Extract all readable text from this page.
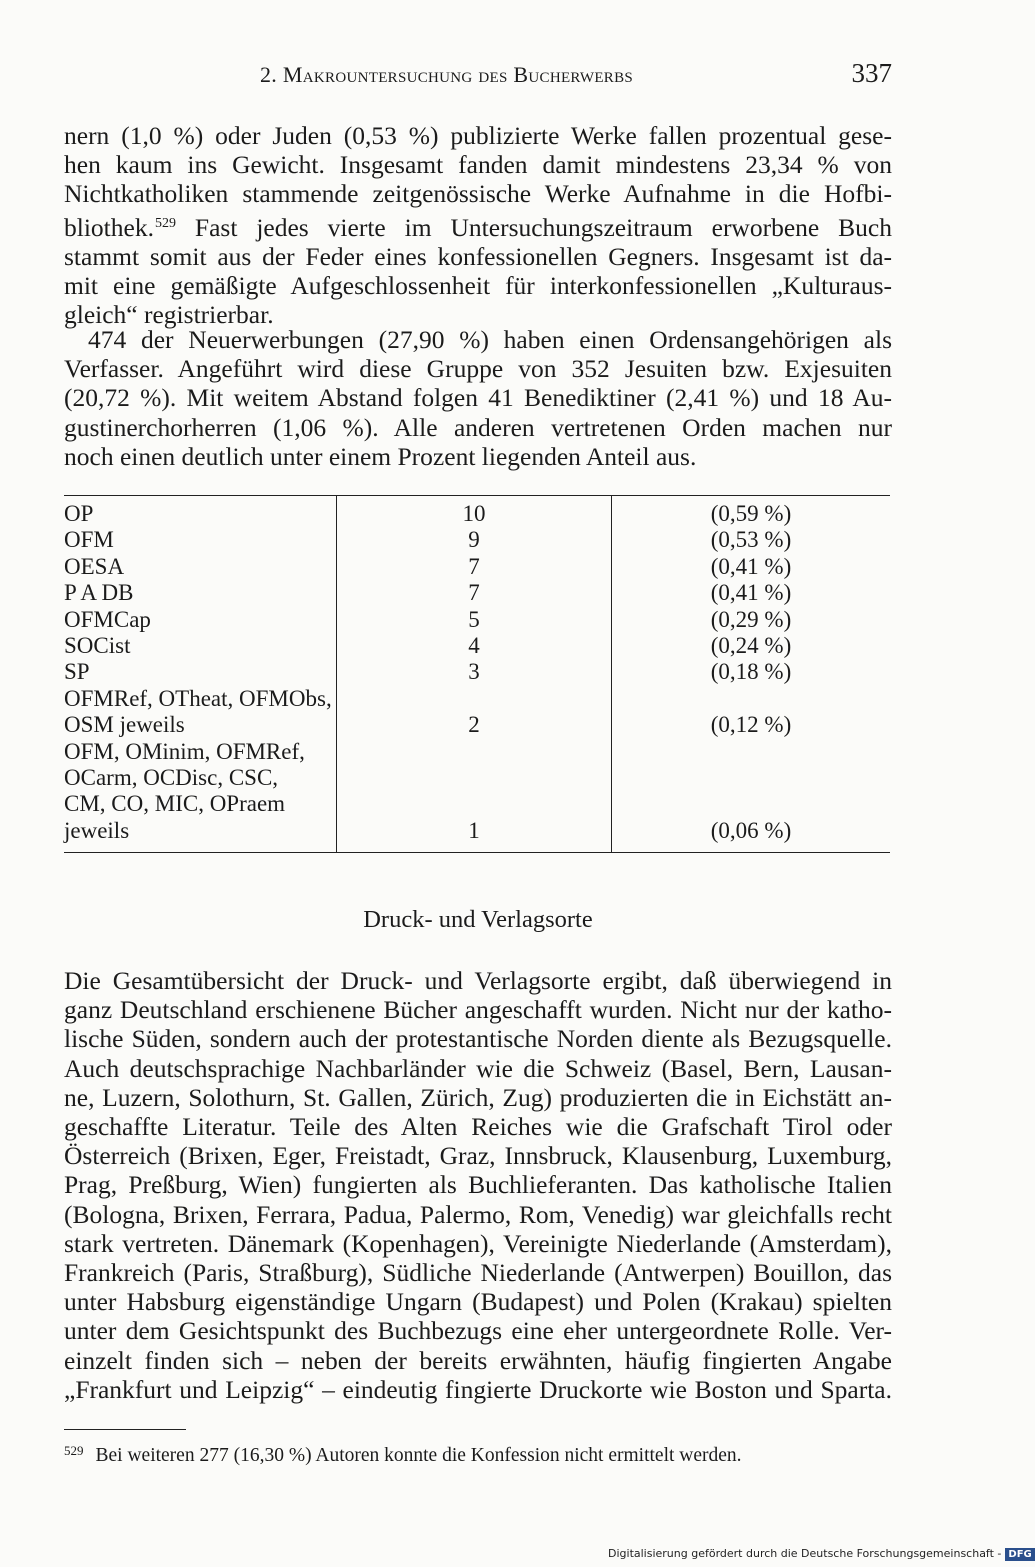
2. Makrountersuchung des Bucherwerbs	337
nern (1,0 %) oder Juden (0,53 %) publizierte Werke fallen prozentual gese-
hen kaum ins Gewicht. Insgesamt fanden damit mindestens 23,34 % von
Nichtkatholiken stammende zeitgenössische Werke Aufnahme in die Hofbi-
bliothek.$^{529}$ Fast jedes vierte im Untersuchungszeitraum erworbene Buch
stammt somit aus der Feder eines konfessionellen Gegners. Insgesamt ist da-
mit eine gemäßigte Aufgeschlossenheit für interkonfessionellen „Kulturaus-
gleich“ registrierbar.
474 der Neuerwerbungen (27,90 %) haben einen Ordensangehörigen als
Verfasser. Angeführt wird diese Gruppe von 352 Jesuiten bzw. Exjesuiten
(20,72 %). Mit weitem Abstand folgen 41 Benediktiner (2,41 %) und 18 Au-
gustinerchorherren (1,06 %). Alle anderen vertretenen Orden machen nur
noch einen deutlich unter einem Prozent liegenden Anteil aus.
OP	10	(0,59 %)

OFM	9	(0,53 %)

OESA	7	(0,41 %)

P A DB	7	(0,41 %)

OFMCap	5	(0,29 %)

SOCist	4	(0,24 %)

SP	3	(0,18 %)

OFMRef, OTheat, OFMObs,
OSM jeweils	2	(0,12 %)

OFM, OMinim, OFMRef,
OCarm, OCDisc, CSC,
CM, CO, MIC, OPraem
jeweils	1	(0,06 %)
Druck- und Verlagsorte
Die Gesamtübersicht der Druck- und Verlagsorte ergibt, daß überwiegend in
ganz Deutschland erschienene Bücher angeschafft wurden. Nicht nur der katho-
lische Süden, sondern auch der protestantische Norden diente als Bezugsquelle.
Auch deutschsprachige Nachbarländer wie die Schweiz (Basel, Bern, Lausan-
ne, Luzern, Solothurn, St. Gallen, Zürich, Zug) produzierten die in Eichstätt an-
geschaffte Literatur. Teile des Alten Reiches wie die Grafschaft Tirol oder
Österreich (Brixen, Eger, Freistadt, Graz, Innsbruck, Klausenburg, Luxemburg,
Prag, Preßburg, Wien) fungierten als Buchlieferanten. Das katholische Italien
(Bologna, Brixen, Ferrara, Padua, Palermo, Rom, Venedig) war gleichfalls recht
stark vertreten. Dänemark (Kopenhagen), Vereinigte Niederlande (Amsterdam),
Frankreich (Paris, Straßburg), Südliche Niederlande (Antwerpen) Bouillon, das
unter Habsburg eigenständige Ungarn (Budapest) und Polen (Krakau) spielten
unter dem Gesichtspunkt des Buchbezugs eine eher untergeordnete Rolle. Ver-
einzelt finden sich – neben der bereits erwähnten, häufig fingierten Angabe
„Frankfurt und Leipzig“ – eindeutig fingierte Druckorte wie Boston und Sparta.
$^{529}$ Bei weiteren 277 (16,30 %) Autoren konnte die Konfession nicht ermittelt werden.
Digitalisierung gefördert durch die Deutsche Forschungsgemeinschaft - DFG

▸ **What you are asked to do**:
Skip the images and write out the rest of the listing exactly.

▸ **Solved problem**:
Extract all readable text from this page.
2. Makrountersuchung des Bucherwerbs	337
nern (1,0 %) oder Juden (0,53 %) publizierte Werke fallen prozentual gese-
hen kaum ins Gewicht. Insgesamt fanden damit mindestens 23,34 % von
Nichtkatholiken stammende zeitgenössische Werke Aufnahme in die Hofbi-
bliothek.$^{529}$ Fast jedes vierte im Untersuchungszeitraum erworbene Buch
stammt somit aus der Feder eines konfessionellen Gegners. Insgesamt ist da-
mit eine gemäßigte Aufgeschlossenheit für interkonfessionellen „Kulturaus-
gleich“ registrierbar.
474 der Neuerwerbungen (27,90 %) haben einen Ordensangehörigen als
Verfasser. Angeführt wird diese Gruppe von 352 Jesuiten bzw. Exjesuiten
(20,72 %). Mit weitem Abstand folgen 41 Benediktiner (2,41 %) und 18 Au-
gustinerchorherren (1,06 %). Alle anderen vertretenen Orden machen nur
noch einen deutlich unter einem Prozent liegenden Anteil aus.
OP	10	(0,59 %)

OFM	9	(0,53 %)

OESA	7	(0,41 %)

P A DB	7	(0,41 %)

OFMCap	5	(0,29 %)

SOCist	4	(0,24 %)

SP	3	(0,18 %)

OFMRef, OTheat, OFMObs,
OSM jeweils	2	(0,12 %)

OFM, OMinim, OFMRef,
OCarm, OCDisc, CSC,
CM, CO, MIC, OPraem
jeweils	1	(0,06 %)
Druck- und Verlagsorte
Die Gesamtübersicht der Druck- und Verlagsorte ergibt, daß überwiegend in
ganz Deutschland erschienene Bücher angeschafft wurden. Nicht nur der katho-
lische Süden, sondern auch der protestantische Norden diente als Bezugsquelle.
Auch deutschsprachige Nachbarländer wie die Schweiz (Basel, Bern, Lausan-
ne, Luzern, Solothurn, St. Gallen, Zürich, Zug) produzierten die in Eichstätt an-
geschaffte Literatur. Teile des Alten Reiches wie die Grafschaft Tirol oder
Österreich (Brixen, Eger, Freistadt, Graz, Innsbruck, Klausenburg, Luxemburg,
Prag, Preßburg, Wien) fungierten als Buchlieferanten. Das katholische Italien
(Bologna, Brixen, Ferrara, Padua, Palermo, Rom, Venedig) war gleichfalls recht
stark vertreten. Dänemark (Kopenhagen), Vereinigte Niederlande (Amsterdam),
Frankreich (Paris, Straßburg), Südliche Niederlande (Antwerpen) Bouillon, das
unter Habsburg eigenständige Ungarn (Budapest) und Polen (Krakau) spielten
unter dem Gesichtspunkt des Buchbezugs eine eher untergeordnete Rolle. Ver-
einzelt finden sich – neben der bereits erwähnten, häufig fingierten Angabe
„Frankfurt und Leipzig“ – eindeutig fingierte Druckorte wie Boston und Sparta.
$^{529}$ Bei weiteren 277 (16,30 %) Autoren konnte die Konfession nicht ermittelt werden.
Digitalisierung gefördert durch die Deutsche Forschungsgemeinschaft - DFG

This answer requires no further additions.